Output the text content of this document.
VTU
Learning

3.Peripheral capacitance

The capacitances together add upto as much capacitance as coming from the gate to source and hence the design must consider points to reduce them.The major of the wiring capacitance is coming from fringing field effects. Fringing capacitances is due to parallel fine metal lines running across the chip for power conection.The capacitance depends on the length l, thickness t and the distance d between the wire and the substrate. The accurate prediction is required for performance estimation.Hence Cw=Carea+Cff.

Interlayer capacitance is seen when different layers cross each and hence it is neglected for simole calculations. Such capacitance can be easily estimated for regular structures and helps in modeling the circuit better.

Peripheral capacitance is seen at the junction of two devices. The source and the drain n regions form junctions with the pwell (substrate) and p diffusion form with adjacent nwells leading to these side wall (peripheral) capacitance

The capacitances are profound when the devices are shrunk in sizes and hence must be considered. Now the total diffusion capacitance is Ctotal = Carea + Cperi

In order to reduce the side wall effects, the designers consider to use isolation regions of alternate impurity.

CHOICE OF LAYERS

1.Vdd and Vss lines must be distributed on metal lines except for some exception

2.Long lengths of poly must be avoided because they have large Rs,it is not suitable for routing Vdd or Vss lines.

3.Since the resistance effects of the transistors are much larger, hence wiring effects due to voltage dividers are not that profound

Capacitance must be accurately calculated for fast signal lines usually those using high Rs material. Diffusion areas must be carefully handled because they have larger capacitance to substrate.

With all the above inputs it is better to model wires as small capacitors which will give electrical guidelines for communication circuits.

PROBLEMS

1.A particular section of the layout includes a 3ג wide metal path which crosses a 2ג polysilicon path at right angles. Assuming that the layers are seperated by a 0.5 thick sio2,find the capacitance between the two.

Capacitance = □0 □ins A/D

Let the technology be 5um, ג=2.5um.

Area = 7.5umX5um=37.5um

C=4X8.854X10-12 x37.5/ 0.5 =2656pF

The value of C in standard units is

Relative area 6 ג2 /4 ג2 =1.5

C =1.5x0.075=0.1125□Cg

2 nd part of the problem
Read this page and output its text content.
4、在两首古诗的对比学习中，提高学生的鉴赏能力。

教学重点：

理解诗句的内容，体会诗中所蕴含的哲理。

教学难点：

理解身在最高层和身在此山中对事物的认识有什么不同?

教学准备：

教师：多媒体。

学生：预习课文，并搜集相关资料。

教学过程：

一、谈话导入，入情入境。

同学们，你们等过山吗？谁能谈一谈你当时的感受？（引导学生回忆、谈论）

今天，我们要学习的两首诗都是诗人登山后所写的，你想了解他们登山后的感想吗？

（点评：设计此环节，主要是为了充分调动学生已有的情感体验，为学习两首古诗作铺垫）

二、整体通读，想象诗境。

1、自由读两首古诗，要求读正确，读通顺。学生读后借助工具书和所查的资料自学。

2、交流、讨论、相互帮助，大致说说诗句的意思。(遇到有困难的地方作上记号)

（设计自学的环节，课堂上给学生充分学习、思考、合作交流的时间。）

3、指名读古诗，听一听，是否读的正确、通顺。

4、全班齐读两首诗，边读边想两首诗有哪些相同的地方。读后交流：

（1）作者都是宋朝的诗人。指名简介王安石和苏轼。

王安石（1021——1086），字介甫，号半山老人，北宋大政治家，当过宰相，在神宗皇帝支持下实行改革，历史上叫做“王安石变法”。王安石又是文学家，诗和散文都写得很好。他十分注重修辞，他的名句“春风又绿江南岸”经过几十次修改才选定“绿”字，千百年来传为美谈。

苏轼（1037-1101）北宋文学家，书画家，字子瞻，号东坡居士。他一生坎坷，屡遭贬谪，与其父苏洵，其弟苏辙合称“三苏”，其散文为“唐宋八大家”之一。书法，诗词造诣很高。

......

### Requirements
Repeat all entries. Match them exactly.

### Exercise response
Output the text content of this document.
VTU
Learning

3.Peripheral capacitance

The capacitances together add upto as much capacitance as coming from the gate to source and hence the design must consider points to reduce them.The major of the wiring capacitance is coming from fringing field effects. Fringing capacitances is due to parallel fine metal lines running across the chip for power conection.The capacitance depends on the length l, thickness t and the distance d between the wire and the substrate. The accurate prediction is required for performance estimation.Hence Cw=Carea+Cff.

Interlayer capacitance is seen when different layers cross each and hence it is neglected for simole calculations. Such capacitance can be easily estimated for regular structures and helps in modeling the circuit better.

Peripheral capacitance is seen at the junction of two devices. The source and the drain n regions form junctions with the pwell (substrate) and p diffusion form with adjacent nwells leading to these side wall (peripheral) capacitance

The capacitances are profound when the devices are shrunk in sizes and hence must be considered. Now the total diffusion capacitance is Ctotal = Carea + Cperi

In order to reduce the side wall effects, the designers consider to use isolation regions of alternate impurity.

CHOICE OF LAYERS

1.Vdd and Vss lines must be distributed on metal lines except for some exception

2.Long lengths of poly must be avoided because they have large Rs,it is not suitable for routing Vdd or Vss lines.

3.Since the resistance effects of the transistors are much larger, hence wiring effects due to voltage dividers are not that profound

Capacitance must be accurately calculated for fast signal lines usually those using high Rs material. Diffusion areas must be carefully handled because they have larger capacitance to substrate.

With all the above inputs it is better to model wires as small capacitors which will give electrical guidelines for communication circuits.

PROBLEMS

1.A particular section of the layout includes a 3ג wide metal path which crosses a 2ג polysilicon path at right angles. Assuming that the layers are seperated by a 0.5 thick sio2,find the capacitance between the two.

Capacitance = □0 □ins A/D

Let the technology be 5um, ג=2.5um.

Area = 7.5umX5um=37.5um

C=4X8.854X10-12 x37.5/ 0.5 =2656pF

The value of C in standard units is

Relative area 6 ג2 /4 ג2 =1.5

C =1.5x0.075=0.1125□Cg

2 nd part of the problem
Read this page and output its text content.
4、在两首古诗的对比学习中，提高学生的鉴赏能力。

教学重点：

理解诗句的内容，体会诗中所蕴含的哲理。

教学难点：

理解身在最高层和身在此山中对事物的认识有什么不同?

教学准备：

教师：多媒体。

学生：预习课文，并搜集相关资料。

教学过程：

一、谈话导入，入情入境。

同学们，你们等过山吗？谁能谈一谈你当时的感受？（引导学生回忆、谈论）

今天，我们要学习的两首诗都是诗人登山后所写的，你想了解他们登山后的感想吗？

（点评：设计此环节，主要是为了充分调动学生已有的情感体验，为学习两首古诗作铺垫）

二、整体通读，想象诗境。

1、自由读两首古诗，要求读正确，读通顺。学生读后借助工具书和所查的资料自学。

2、交流、讨论、相互帮助，大致说说诗句的意思。(遇到有困难的地方作上记号)

（设计自学的环节，课堂上给学生充分学习、思考、合作交流的时间。）

3、指名读古诗，听一听，是否读的正确、通顺。

4、全班齐读两首诗，边读边想两首诗有哪些相同的地方。读后交流：

（1）作者都是宋朝的诗人。指名简介王安石和苏轼。

王安石（1021——1086），字介甫，号半山老人，北宋大政治家，当过宰相，在神宗皇帝支持下实行改革，历史上叫做“王安石变法”。王安石又是文学家，诗和散文都写得很好。他十分注重修辞，他的名句“春风又绿江南岸”经过几十次修改才选定“绿”字，千百年来传为美谈。

苏轼（1037-1101）北宋文学家，书画家，字子瞻，号东坡居士。他一生坎坷，屡遭贬谪，与其父苏洵，其弟苏辙合称“三苏”，其散文为“唐宋八大家”之一。书法，诗词造诣很高。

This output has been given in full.